• **Data lines**:
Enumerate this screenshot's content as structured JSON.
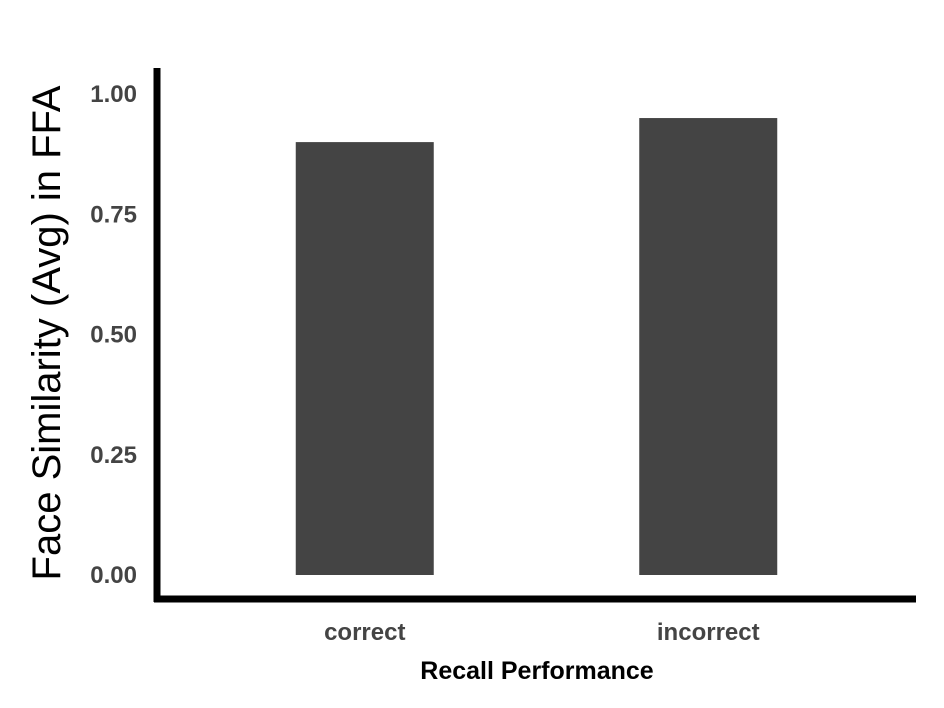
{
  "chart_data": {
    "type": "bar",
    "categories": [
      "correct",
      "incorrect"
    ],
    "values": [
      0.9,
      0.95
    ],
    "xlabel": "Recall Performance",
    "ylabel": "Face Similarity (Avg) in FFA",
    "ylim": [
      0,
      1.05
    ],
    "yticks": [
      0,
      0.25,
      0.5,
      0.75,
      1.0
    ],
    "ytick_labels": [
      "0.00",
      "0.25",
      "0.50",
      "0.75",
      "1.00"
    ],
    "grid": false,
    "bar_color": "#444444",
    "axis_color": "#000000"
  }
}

• **What is asked**:
Make an exact reproduction of the listing above, without any pictures.

• **Solution to the problem**:
Enumerate this screenshot's content as structured JSON.
{
  "chart_data": {
    "type": "bar",
    "categories": [
      "correct",
      "incorrect"
    ],
    "values": [
      0.9,
      0.95
    ],
    "xlabel": "Recall Performance",
    "ylabel": "Face Similarity (Avg) in FFA",
    "ylim": [
      0,
      1.05
    ],
    "yticks": [
      0,
      0.25,
      0.5,
      0.75,
      1.0
    ],
    "ytick_labels": [
      "0.00",
      "0.25",
      "0.50",
      "0.75",
      "1.00"
    ],
    "grid": false,
    "bar_color": "#444444",
    "axis_color": "#000000"
  }
}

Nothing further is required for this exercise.